═════ Material provided ═════

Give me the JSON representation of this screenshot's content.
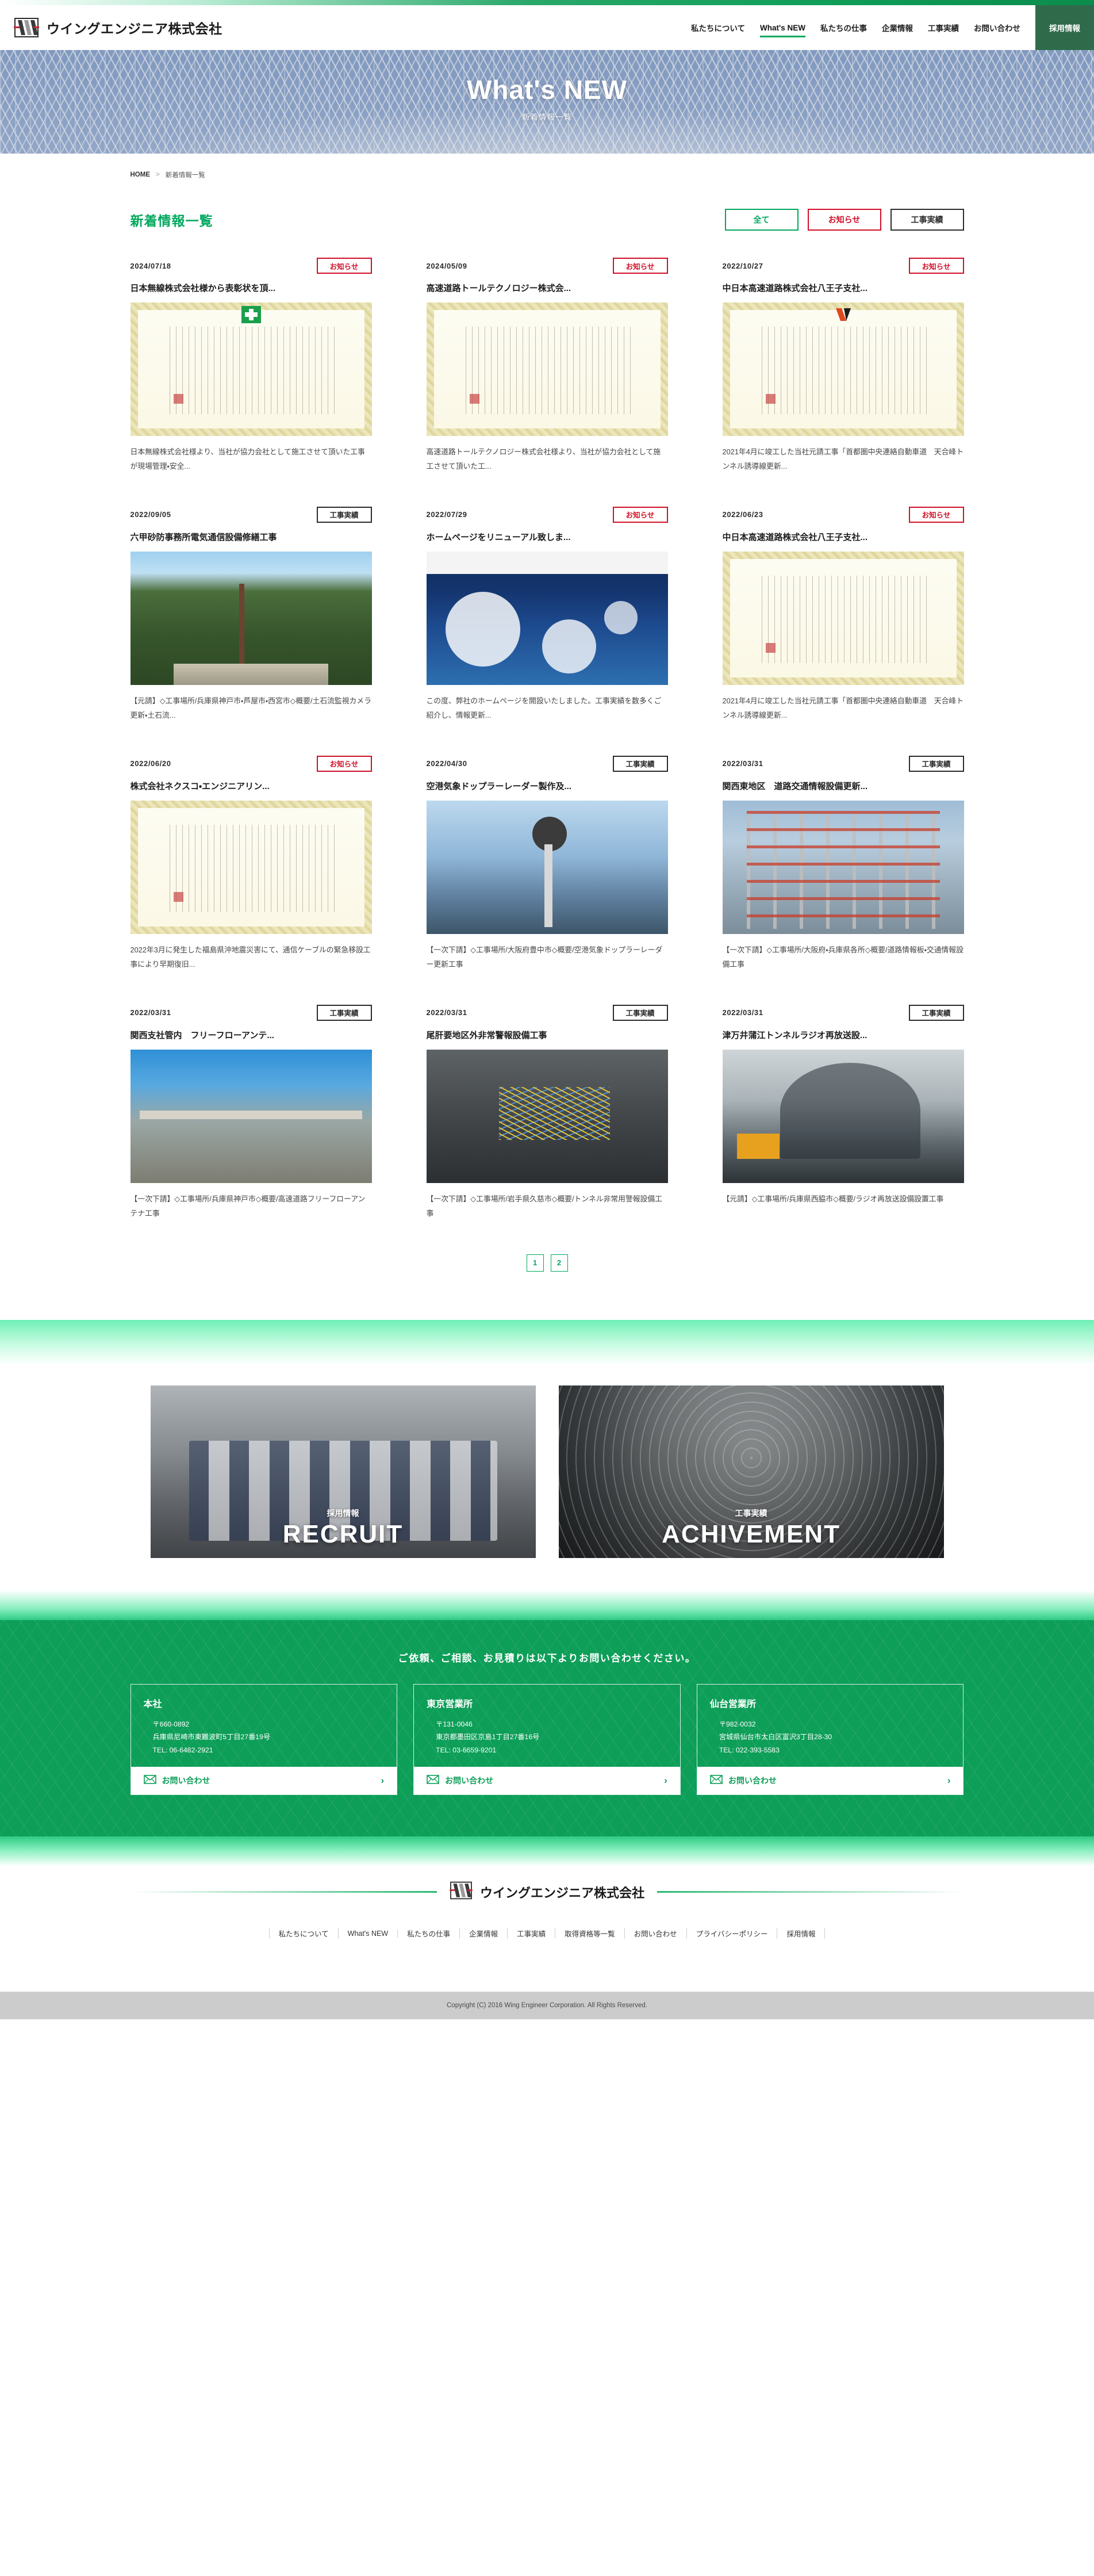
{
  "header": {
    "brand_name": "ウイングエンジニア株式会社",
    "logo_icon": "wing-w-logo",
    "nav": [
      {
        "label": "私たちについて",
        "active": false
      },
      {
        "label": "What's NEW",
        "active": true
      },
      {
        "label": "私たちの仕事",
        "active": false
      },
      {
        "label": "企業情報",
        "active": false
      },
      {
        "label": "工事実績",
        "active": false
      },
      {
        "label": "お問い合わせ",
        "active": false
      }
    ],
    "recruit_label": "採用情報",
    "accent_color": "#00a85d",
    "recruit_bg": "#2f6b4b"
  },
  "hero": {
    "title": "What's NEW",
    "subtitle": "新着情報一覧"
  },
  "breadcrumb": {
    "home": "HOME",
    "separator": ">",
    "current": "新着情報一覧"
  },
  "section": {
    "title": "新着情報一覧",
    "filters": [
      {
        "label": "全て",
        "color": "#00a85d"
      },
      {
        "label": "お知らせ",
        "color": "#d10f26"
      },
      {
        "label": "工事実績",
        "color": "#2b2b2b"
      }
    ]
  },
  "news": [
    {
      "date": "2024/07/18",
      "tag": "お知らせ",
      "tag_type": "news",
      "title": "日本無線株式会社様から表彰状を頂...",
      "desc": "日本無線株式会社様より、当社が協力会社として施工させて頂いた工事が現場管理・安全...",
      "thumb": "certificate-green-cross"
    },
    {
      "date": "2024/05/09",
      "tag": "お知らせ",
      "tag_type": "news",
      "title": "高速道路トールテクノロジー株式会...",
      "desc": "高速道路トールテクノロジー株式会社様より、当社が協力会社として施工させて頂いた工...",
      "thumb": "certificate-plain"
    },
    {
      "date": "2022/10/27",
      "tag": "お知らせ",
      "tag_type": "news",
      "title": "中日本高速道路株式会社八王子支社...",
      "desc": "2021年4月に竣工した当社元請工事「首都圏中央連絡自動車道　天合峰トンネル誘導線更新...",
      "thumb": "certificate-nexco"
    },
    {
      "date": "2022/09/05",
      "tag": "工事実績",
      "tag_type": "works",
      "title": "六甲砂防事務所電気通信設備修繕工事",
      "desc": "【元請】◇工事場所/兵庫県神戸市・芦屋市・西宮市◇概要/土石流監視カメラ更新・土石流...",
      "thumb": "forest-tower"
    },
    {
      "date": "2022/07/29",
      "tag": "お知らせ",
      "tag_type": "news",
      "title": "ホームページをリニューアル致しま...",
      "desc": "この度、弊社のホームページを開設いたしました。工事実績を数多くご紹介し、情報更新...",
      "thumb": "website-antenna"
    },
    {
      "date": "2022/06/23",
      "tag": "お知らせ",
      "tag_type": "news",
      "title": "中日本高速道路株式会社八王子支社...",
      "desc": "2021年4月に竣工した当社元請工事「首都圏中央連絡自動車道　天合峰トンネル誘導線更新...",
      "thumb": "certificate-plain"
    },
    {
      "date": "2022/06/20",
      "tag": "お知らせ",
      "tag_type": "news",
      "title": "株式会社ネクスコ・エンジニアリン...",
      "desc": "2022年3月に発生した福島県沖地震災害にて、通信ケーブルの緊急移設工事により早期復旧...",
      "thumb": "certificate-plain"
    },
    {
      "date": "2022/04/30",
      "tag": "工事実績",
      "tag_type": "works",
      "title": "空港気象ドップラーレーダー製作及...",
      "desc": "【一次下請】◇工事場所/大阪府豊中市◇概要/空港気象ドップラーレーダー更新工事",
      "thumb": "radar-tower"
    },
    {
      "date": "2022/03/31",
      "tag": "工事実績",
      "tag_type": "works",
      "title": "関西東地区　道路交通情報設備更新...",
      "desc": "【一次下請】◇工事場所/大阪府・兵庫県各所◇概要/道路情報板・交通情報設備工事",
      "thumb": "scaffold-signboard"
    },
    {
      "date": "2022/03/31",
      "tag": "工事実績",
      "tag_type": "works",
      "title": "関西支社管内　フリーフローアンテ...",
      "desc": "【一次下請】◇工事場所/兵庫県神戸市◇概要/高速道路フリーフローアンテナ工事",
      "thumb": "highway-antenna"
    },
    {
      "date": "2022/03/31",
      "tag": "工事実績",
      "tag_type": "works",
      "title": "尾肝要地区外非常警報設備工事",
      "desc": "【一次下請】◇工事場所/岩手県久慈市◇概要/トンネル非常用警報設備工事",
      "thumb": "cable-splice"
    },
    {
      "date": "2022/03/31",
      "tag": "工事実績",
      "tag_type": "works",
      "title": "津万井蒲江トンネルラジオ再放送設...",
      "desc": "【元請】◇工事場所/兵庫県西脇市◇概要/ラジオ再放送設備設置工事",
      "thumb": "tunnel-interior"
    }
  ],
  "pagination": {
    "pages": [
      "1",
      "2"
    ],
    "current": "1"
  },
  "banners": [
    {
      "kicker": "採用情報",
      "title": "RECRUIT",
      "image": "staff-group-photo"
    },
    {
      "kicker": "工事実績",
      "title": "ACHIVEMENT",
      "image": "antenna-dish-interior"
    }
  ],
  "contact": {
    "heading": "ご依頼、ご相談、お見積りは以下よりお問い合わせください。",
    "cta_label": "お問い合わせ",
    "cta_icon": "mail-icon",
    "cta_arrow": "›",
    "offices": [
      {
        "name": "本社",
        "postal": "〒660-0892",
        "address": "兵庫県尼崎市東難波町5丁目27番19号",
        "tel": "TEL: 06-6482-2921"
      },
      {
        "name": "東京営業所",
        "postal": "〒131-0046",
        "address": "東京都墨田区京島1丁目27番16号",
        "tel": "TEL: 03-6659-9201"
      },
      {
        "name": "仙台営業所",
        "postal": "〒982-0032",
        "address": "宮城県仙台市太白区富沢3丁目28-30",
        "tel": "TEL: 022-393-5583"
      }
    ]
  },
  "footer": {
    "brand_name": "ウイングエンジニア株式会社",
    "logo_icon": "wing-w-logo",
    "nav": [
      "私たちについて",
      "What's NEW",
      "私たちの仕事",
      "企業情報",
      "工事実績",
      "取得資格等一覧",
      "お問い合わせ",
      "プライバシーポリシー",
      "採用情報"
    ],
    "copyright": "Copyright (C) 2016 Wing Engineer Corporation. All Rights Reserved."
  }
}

═════

To be done: Copy out each line that contains the word "thumb".

Completed task:
      "thumb": "certificate-green-cross"
      "thumb": "certificate-plain"
      "thumb": "certificate-nexco"
      "thumb": "forest-tower"
      "thumb": "website-antenna"
      "thumb": "certificate-plain"
      "thumb": "certificate-plain"
      "thumb": "radar-tower"
      "thumb": "scaffold-signboard"
      "thumb": "highway-antenna"
      "thumb": "cable-splice"
      "thumb": "tunnel-interior"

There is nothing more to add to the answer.